--- start of Input for this task ---

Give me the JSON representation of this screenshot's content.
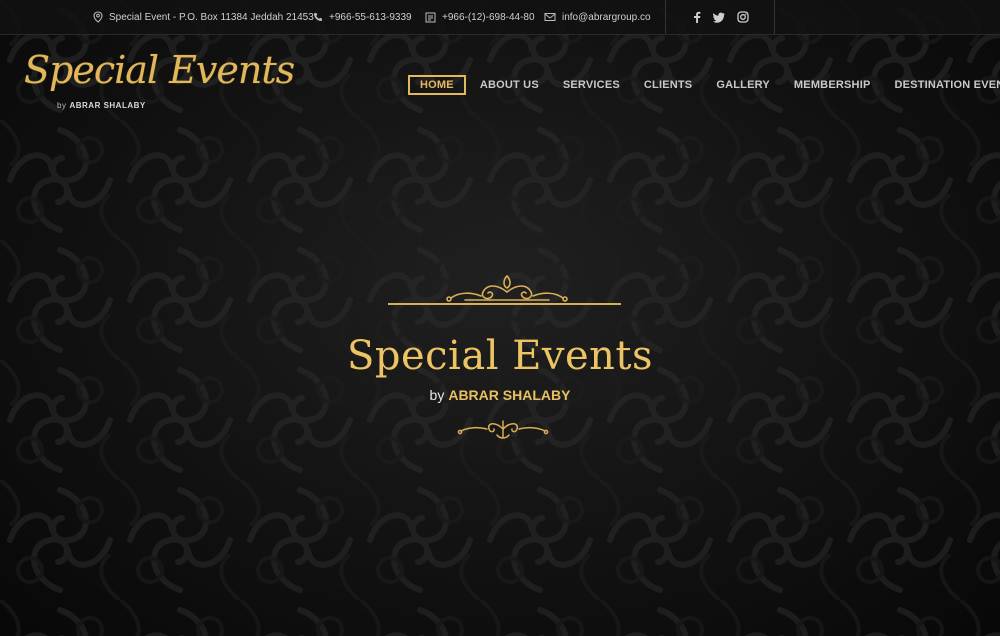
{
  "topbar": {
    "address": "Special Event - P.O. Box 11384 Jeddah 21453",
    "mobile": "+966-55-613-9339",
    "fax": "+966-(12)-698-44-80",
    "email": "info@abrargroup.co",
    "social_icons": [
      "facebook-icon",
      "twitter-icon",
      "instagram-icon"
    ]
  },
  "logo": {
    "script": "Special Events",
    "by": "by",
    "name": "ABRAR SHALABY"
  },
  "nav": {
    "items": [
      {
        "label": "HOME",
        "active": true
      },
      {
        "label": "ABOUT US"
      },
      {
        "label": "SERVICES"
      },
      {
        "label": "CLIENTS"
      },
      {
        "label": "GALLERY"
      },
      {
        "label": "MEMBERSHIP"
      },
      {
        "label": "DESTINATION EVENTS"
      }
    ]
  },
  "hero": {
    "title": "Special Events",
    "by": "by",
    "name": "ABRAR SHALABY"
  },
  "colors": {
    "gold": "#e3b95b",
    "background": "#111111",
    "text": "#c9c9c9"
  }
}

--- end of Input for this task ---

Reproduce the material in its entirety and word for word, without the pictures.

Give me the JSON representation of this screenshot's content.
{
  "topbar": {
    "address": "Special Event - P.O. Box 11384 Jeddah 21453",
    "mobile": "+966-55-613-9339",
    "fax": "+966-(12)-698-44-80",
    "email": "info@abrargroup.co",
    "social_icons": [
      "facebook-icon",
      "twitter-icon",
      "instagram-icon"
    ]
  },
  "logo": {
    "script": "Special Events",
    "by": "by",
    "name": "ABRAR SHALABY"
  },
  "nav": {
    "items": [
      {
        "label": "HOME",
        "active": true
      },
      {
        "label": "ABOUT US"
      },
      {
        "label": "SERVICES"
      },
      {
        "label": "CLIENTS"
      },
      {
        "label": "GALLERY"
      },
      {
        "label": "MEMBERSHIP"
      },
      {
        "label": "DESTINATION EVENTS"
      }
    ]
  },
  "hero": {
    "title": "Special Events",
    "by": "by",
    "name": "ABRAR SHALABY"
  },
  "colors": {
    "gold": "#e3b95b",
    "background": "#111111",
    "text": "#c9c9c9"
  }
}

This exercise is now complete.